- _Goal of the exercise_: Write out all of the entries exactly, please.

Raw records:
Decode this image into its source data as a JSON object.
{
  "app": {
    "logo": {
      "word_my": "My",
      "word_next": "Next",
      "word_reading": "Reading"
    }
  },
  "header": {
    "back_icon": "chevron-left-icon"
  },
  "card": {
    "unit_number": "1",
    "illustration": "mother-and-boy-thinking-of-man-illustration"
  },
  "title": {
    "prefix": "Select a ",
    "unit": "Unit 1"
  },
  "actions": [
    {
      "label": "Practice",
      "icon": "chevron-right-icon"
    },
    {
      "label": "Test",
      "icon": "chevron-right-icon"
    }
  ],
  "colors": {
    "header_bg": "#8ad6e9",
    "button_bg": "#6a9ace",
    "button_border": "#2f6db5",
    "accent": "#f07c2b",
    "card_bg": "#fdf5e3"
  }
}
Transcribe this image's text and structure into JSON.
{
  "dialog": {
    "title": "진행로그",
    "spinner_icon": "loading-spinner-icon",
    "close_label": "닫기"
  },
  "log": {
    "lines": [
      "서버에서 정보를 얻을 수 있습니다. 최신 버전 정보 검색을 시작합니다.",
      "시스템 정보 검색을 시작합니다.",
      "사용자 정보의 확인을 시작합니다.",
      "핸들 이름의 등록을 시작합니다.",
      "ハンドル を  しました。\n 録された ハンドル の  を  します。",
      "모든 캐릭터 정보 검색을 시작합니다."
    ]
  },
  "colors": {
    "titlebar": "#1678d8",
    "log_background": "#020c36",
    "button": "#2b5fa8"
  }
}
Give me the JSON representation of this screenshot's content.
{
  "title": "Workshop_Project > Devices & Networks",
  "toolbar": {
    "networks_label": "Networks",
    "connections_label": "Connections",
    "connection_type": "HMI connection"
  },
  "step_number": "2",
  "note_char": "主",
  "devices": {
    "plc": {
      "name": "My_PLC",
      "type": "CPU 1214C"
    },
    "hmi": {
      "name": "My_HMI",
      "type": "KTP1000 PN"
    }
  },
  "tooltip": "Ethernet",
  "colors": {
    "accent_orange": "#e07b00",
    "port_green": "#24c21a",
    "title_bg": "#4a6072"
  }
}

- _Task result_:
Decode this image into its source data as a JSON object.
{
  "app": {
    "logo": {
      "word_my": "My",
      "word_next": "Next",
      "word_reading": "Reading"
    }
  },
  "header": {
    "back_icon": "chevron-left-icon"
  },
  "card": {
    "unit_number": "1",
    "illustration": "mother-and-boy-thinking-of-man-illustration"
  },
  "title": {
    "prefix": "Select a ",
    "unit": "Unit 1"
  },
  "actions": [
    {
      "label": "Practice",
      "icon": "chevron-right-icon"
    },
    {
      "label": "Test",
      "icon": "chevron-right-icon"
    }
  ],
  "colors": {
    "header_bg": "#8ad6e9",
    "button_bg": "#6a9ace",
    "button_border": "#2f6db5",
    "accent": "#f07c2b",
    "card_bg": "#fdf5e3"
  }
}
Transcribe this image's text and structure into JSON.
{
  "dialog": {
    "title": "진행로그",
    "spinner_icon": "loading-spinner-icon",
    "close_label": "닫기"
  },
  "log": {
    "lines": [
      "서버에서 정보를 얻을 수 있습니다. 최신 버전 정보 검색을 시작합니다.",
      "시스템 정보 검색을 시작합니다.",
      "사용자 정보의 확인을 시작합니다.",
      "핸들 이름의 등록을 시작합니다.",
      "ハンドル を  しました。\n 録された ハンドル の  を  します。",
      "모든 캐릭터 정보 검색을 시작합니다."
    ]
  },
  "colors": {
    "titlebar": "#1678d8",
    "log_background": "#020c36",
    "button": "#2b5fa8"
  }
}
Give me the JSON representation of this screenshot's content.
{
  "title": "Workshop_Project > Devices & Networks",
  "toolbar": {
    "networks_label": "Networks",
    "connections_label": "Connections",
    "connection_type": "HMI connection"
  },
  "step_number": "2",
  "note_char": "主",
  "devices": {
    "plc": {
      "name": "My_PLC",
      "type": "CPU 1214C"
    },
    "hmi": {
      "name": "My_HMI",
      "type": "KTP1000 PN"
    }
  },
  "tooltip": "Ethernet",
  "colors": {
    "accent_orange": "#e07b00",
    "port_green": "#24c21a",
    "title_bg": "#4a6072"
  }
}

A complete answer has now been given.